§ **Given instruction**
Copy every line with the string "JSON" in it.
== Material for the task
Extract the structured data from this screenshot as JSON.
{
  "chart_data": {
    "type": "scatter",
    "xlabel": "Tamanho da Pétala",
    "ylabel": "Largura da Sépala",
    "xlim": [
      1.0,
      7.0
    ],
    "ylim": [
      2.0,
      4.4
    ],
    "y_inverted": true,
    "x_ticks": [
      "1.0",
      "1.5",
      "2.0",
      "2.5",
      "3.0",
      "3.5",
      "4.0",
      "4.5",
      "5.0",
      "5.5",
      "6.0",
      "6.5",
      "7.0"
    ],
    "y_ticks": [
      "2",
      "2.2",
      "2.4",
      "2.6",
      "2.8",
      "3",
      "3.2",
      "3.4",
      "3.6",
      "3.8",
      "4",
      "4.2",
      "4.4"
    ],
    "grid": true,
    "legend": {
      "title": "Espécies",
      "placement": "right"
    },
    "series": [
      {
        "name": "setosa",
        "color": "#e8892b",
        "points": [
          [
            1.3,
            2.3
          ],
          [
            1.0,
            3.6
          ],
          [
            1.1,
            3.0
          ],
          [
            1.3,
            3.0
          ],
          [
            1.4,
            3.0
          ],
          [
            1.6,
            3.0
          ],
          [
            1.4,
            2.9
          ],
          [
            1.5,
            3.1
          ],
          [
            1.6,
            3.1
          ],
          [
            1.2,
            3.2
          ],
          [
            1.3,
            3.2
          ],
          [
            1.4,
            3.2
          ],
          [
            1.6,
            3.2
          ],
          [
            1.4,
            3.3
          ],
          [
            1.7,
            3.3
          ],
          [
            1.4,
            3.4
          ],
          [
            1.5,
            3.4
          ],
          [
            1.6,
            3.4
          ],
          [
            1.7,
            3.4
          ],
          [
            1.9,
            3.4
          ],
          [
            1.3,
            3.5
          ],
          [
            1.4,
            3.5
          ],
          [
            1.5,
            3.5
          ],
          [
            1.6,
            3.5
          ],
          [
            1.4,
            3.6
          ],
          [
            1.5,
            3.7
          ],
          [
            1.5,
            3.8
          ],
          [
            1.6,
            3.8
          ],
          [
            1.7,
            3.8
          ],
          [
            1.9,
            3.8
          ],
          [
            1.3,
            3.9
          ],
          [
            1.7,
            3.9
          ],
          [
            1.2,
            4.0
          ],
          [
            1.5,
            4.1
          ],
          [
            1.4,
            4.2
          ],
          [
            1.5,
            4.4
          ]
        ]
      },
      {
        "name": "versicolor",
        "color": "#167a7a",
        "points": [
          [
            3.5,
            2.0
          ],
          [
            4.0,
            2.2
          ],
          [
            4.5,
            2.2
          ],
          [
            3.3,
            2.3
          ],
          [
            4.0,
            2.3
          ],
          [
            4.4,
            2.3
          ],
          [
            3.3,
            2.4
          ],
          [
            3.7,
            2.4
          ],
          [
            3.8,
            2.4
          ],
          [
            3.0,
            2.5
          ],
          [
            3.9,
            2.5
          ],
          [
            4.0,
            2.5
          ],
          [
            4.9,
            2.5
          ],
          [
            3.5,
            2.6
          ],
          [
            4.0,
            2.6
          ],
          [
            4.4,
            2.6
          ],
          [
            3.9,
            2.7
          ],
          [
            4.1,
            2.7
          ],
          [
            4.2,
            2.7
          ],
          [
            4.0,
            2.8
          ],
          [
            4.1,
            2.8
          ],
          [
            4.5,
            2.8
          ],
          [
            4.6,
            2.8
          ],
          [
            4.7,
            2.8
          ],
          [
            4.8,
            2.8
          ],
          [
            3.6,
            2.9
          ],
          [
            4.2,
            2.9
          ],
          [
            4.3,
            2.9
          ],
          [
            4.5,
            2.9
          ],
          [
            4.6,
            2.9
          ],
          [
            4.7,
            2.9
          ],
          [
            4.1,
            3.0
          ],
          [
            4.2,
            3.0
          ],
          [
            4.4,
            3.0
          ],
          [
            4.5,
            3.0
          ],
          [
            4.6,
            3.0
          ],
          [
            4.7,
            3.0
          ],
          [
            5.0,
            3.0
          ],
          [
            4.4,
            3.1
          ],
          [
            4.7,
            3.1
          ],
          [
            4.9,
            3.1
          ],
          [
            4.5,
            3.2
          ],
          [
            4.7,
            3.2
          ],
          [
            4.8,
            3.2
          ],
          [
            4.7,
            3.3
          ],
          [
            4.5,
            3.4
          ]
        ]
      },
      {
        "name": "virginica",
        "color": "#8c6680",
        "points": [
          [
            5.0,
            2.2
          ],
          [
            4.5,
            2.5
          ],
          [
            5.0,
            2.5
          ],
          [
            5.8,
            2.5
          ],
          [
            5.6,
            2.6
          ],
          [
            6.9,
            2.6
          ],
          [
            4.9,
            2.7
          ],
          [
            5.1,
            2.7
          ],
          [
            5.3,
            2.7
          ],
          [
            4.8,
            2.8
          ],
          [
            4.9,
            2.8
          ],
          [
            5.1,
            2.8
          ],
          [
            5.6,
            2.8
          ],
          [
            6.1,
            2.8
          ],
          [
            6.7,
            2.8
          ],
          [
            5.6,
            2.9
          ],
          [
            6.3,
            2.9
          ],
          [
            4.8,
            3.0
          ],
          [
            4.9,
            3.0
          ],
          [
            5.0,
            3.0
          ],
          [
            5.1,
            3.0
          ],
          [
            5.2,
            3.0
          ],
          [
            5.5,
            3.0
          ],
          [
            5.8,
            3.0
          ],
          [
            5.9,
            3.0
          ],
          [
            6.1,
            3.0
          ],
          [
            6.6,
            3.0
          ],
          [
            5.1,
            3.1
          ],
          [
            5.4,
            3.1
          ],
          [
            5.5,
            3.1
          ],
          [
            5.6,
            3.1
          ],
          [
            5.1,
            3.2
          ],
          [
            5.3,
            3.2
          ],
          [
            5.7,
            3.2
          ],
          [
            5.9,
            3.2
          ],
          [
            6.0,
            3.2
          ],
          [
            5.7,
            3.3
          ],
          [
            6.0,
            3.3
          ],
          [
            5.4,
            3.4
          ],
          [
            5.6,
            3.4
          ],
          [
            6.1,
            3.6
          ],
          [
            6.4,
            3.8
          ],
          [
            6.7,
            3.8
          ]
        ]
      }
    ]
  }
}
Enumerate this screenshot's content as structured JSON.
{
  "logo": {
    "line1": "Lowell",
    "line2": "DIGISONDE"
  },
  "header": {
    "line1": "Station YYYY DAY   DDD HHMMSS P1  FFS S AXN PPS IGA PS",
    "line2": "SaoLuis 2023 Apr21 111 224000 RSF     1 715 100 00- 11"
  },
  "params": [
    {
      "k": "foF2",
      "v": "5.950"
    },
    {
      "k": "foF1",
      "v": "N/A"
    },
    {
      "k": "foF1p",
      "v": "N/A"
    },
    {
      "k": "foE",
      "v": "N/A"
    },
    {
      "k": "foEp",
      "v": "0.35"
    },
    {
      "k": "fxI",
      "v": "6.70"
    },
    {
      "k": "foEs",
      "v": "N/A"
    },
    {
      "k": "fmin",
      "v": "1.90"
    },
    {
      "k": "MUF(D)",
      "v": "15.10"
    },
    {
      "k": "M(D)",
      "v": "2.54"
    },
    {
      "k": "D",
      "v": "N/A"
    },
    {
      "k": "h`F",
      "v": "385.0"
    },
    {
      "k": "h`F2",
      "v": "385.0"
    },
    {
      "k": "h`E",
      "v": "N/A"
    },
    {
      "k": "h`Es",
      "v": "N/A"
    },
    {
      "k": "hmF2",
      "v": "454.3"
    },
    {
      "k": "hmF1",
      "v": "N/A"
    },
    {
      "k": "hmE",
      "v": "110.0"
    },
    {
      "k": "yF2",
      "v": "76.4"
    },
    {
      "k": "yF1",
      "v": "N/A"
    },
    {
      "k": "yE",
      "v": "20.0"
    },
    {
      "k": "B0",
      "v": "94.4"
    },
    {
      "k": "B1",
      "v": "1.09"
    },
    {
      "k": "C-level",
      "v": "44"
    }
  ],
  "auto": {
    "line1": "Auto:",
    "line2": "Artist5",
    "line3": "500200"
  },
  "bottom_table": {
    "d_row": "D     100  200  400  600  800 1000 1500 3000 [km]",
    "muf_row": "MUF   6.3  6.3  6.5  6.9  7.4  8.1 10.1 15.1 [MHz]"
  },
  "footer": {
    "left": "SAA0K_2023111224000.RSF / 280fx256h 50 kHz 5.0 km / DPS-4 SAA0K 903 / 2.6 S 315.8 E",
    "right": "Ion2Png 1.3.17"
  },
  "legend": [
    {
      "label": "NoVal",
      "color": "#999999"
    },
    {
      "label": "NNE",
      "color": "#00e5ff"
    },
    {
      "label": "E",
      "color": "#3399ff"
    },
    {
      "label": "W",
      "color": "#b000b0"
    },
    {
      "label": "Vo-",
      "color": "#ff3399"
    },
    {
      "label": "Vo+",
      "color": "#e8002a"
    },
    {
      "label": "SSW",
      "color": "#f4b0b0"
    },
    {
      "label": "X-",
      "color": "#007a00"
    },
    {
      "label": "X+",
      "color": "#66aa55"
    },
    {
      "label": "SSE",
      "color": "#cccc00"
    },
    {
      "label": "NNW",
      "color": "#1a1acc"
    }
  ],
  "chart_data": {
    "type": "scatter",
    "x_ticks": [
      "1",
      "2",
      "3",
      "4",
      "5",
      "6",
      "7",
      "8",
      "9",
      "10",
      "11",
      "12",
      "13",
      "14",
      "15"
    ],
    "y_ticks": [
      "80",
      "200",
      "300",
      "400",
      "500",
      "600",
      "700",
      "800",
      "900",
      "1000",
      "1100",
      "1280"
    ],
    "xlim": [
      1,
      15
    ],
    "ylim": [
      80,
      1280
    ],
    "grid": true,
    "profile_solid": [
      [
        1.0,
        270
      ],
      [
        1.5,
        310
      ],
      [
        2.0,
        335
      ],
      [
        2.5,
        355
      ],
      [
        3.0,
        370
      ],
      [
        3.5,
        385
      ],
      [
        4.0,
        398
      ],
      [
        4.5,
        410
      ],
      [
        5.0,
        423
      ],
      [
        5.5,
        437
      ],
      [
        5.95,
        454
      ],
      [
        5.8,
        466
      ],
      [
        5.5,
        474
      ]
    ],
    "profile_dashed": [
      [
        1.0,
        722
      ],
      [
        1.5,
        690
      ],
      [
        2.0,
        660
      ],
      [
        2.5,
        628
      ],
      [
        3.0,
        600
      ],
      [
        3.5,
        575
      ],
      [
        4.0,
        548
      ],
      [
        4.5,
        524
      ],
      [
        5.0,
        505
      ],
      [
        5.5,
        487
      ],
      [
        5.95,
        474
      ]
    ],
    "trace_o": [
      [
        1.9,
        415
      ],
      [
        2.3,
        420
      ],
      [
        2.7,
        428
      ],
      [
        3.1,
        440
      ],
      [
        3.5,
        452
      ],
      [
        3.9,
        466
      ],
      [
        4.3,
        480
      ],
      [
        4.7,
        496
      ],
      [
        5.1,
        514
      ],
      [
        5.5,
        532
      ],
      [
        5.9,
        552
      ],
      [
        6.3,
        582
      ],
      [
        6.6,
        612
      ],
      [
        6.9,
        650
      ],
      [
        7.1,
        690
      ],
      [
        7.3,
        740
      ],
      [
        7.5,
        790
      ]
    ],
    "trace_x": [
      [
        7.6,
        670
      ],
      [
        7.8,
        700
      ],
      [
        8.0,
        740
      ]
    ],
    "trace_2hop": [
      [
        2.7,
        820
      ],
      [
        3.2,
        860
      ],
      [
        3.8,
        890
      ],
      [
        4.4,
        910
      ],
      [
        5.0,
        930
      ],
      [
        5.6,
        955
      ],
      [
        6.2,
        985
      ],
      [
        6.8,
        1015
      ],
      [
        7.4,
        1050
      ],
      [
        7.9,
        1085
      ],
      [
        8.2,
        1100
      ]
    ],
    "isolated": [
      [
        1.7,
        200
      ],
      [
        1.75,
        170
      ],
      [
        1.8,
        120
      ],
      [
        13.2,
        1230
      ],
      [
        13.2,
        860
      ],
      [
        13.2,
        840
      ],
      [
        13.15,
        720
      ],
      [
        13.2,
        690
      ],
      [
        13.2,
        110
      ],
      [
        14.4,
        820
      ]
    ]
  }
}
====
§ **Task response**
Extract the structured data from this screenshot as JSON.
Enumerate this screenshot's content as structured JSON.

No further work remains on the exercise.